What is being asked:
Copy the following lines verbatim.

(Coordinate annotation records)
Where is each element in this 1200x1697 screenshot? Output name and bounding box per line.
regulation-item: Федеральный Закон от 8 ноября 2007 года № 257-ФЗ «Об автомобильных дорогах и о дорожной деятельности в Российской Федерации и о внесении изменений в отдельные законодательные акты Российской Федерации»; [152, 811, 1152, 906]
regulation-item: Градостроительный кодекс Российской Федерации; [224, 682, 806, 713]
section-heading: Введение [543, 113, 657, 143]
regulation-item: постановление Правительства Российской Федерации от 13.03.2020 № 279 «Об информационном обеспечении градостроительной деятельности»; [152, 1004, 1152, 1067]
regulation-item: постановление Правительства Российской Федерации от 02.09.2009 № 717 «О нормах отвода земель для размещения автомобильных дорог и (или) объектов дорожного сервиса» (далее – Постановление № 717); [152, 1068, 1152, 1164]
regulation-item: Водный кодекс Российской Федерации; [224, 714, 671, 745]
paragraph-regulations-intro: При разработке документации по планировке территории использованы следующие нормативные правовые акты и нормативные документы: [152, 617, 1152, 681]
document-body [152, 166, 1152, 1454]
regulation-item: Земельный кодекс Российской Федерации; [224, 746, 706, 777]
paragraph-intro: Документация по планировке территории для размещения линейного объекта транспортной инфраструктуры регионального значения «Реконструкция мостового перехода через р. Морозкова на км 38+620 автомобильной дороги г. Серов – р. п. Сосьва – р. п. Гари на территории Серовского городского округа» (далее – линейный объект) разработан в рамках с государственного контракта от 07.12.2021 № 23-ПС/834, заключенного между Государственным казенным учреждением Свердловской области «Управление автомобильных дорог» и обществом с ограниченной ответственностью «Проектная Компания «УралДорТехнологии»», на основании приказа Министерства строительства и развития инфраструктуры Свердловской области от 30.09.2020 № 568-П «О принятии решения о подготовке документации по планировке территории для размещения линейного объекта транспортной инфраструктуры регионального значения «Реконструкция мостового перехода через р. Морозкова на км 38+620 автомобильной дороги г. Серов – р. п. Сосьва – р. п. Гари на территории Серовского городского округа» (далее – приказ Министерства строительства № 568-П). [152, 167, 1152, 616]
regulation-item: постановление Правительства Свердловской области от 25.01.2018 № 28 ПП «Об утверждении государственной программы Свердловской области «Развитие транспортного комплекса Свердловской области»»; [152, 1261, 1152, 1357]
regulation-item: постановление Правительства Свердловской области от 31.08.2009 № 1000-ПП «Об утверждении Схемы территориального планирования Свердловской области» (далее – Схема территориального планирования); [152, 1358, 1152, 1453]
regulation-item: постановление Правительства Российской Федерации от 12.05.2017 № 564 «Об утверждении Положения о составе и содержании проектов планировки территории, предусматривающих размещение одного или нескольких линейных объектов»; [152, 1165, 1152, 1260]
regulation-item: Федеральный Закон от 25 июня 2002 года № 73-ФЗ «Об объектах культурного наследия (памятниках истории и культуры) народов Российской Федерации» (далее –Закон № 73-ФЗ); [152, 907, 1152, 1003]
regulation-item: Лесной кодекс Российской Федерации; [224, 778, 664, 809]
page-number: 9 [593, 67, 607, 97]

Response:
Where is each element in this 1200x1697 screenshot? Output name and bounding box per line.
regulation-item: Федеральный Закон от 8 ноября 2007 года № 257-ФЗ «Об автомобильных дорогах и о дорожной деятельности в Российской Федерации и о внесении изменений в отдельные законодательные акты Российской Федерации»; [152, 811, 1152, 906]
regulation-item: Градостроительный кодекс Российской Федерации; [224, 682, 806, 713]
section-heading: Введение [543, 113, 657, 143]
regulation-item: постановление Правительства Российской Федерации от 13.03.2020 № 279 «Об информационном обеспечении градостроительной деятельности»; [152, 1004, 1152, 1067]
regulation-item: постановление Правительства Российской Федерации от 02.09.2009 № 717 «О нормах отвода земель для размещения автомобильных дорог и (или) объектов дорожного сервиса» (далее – Постановление № 717); [152, 1068, 1152, 1164]
regulation-item: Водный кодекс Российской Федерации; [224, 714, 671, 745]
paragraph-regulations-intro: При разработке документации по планировке территории использованы следующие нормативные правовые акты и нормативные документы: [152, 617, 1152, 681]
document-body [152, 166, 1152, 1454]
regulation-item: Земельный кодекс Российской Федерации; [224, 746, 706, 777]
paragraph-intro: Документация по планировке территории для размещения линейного объекта транспортной инфраструктуры регионального значения «Реконструкция мостового перехода через р. Морозкова на км 38+620 автомобильной дороги г. Серов – р. п. Сосьва – р. п. Гари на территории Серовского городского округа» (далее – линейный объект) разработан в рамках с государственного контракта от 07.12.2021 № 23-ПС/834, заключенного между Государственным казенным учреждением Свердловской области «Управление автомобильных дорог» и обществом с ограниченной ответственностью «Проектная Компания «УралДорТехнологии»», на основании приказа Министерства строительства и развития инфраструктуры Свердловской области от 30.09.2020 № 568-П «О принятии решения о подготовке документации по планировке территории для размещения линейного объекта транспортной инфраструктуры регионального значения «Реконструкция мостового перехода через р. Морозкова на км 38+620 автомобильной дороги г. Серов – р. п. Сосьва – р. п. Гари на территории Серовского городского округа» (далее – приказ Министерства строительства № 568-П). [152, 167, 1152, 616]
regulation-item: постановление Правительства Свердловской области от 25.01.2018 № 28 ПП «Об утверждении государственной программы Свердловской области «Развитие транспортного комплекса Свердловской области»»; [152, 1261, 1152, 1357]
regulation-item: постановление Правительства Свердловской области от 31.08.2009 № 1000-ПП «Об утверждении Схемы территориального планирования Свердловской области» (далее – Схема территориального планирования); [152, 1358, 1152, 1453]
regulation-item: постановление Правительства Российской Федерации от 12.05.2017 № 564 «Об утверждении Положения о составе и содержании проектов планировки территории, предусматривающих размещение одного или нескольких линейных объектов»; [152, 1165, 1152, 1260]
regulation-item: Федеральный Закон от 25 июня 2002 года № 73-ФЗ «Об объектах культурного наследия (памятниках истории и культуры) народов Российской Федерации» (далее –Закон № 73-ФЗ); [152, 907, 1152, 1003]
regulation-item: Лесной кодекс Российской Федерации; [224, 778, 664, 809]
page-number: 9 [593, 67, 607, 97]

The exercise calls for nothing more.